> _What this task involves_
Quote exactly, and only, the lines from the one with "Transcribe this image's" through the end of the listing.

> _Records shown_
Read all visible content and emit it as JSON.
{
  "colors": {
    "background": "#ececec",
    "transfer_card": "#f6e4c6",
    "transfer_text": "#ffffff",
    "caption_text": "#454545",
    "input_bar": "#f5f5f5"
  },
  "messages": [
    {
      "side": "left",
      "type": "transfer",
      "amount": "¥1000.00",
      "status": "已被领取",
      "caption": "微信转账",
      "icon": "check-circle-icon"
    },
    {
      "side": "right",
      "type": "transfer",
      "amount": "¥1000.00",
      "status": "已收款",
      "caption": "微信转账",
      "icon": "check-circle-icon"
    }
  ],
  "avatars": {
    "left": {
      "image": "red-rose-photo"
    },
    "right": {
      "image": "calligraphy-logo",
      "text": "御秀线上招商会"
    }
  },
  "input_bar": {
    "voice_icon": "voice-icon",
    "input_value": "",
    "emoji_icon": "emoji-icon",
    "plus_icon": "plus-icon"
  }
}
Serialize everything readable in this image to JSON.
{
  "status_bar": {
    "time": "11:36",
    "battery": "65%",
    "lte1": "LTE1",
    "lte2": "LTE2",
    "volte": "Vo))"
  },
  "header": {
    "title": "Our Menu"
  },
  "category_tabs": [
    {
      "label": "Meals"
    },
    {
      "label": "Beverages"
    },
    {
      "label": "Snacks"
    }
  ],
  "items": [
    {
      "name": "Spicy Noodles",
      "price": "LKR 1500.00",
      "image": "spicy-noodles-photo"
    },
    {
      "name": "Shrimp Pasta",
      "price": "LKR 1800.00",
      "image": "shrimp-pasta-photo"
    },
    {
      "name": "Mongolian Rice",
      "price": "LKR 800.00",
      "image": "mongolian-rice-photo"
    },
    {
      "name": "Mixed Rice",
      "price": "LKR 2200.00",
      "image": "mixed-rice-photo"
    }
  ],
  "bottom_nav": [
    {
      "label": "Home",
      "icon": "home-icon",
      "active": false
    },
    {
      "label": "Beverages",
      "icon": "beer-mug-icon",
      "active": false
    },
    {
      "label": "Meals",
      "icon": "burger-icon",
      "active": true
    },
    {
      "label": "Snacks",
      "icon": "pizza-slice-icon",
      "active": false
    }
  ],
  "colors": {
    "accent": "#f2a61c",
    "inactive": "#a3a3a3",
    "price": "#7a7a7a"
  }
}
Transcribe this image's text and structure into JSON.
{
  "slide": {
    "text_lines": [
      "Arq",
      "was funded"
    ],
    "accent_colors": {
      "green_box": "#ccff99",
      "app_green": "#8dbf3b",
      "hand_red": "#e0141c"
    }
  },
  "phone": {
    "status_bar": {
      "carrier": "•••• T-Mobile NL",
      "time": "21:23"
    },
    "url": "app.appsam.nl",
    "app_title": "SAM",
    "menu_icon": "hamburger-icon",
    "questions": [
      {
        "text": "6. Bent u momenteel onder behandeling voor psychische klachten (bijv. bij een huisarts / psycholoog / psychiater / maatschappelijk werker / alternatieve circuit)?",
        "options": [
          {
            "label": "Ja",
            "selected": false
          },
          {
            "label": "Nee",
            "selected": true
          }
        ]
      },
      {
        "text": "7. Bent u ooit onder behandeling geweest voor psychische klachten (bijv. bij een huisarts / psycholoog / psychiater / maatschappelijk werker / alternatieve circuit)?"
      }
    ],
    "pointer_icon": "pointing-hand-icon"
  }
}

> _Output for this task_
Transcribe this image's text and structure into JSON.
{
  "slide": {
    "text_lines": [
      "Arq",
      "was funded"
    ],
    "accent_colors": {
      "green_box": "#ccff99",
      "app_green": "#8dbf3b",
      "hand_red": "#e0141c"
    }
  },
  "phone": {
    "status_bar": {
      "carrier": "•••• T-Mobile NL",
      "time": "21:23"
    },
    "url": "app.appsam.nl",
    "app_title": "SAM",
    "menu_icon": "hamburger-icon",
    "questions": [
      {
        "text": "6. Bent u momenteel onder behandeling voor psychische klachten (bijv. bij een huisarts / psycholoog / psychiater / maatschappelijk werker / alternatieve circuit)?",
        "options": [
          {
            "label": "Ja",
            "selected": false
          },
          {
            "label": "Nee",
            "selected": true
          }
        ]
      },
      {
        "text": "7. Bent u ooit onder behandeling geweest voor psychische klachten (bijv. bij een huisarts / psycholoog / psychiater / maatschappelijk werker / alternatieve circuit)?"
      }
    ],
    "pointer_icon": "pointing-hand-icon"
  }
}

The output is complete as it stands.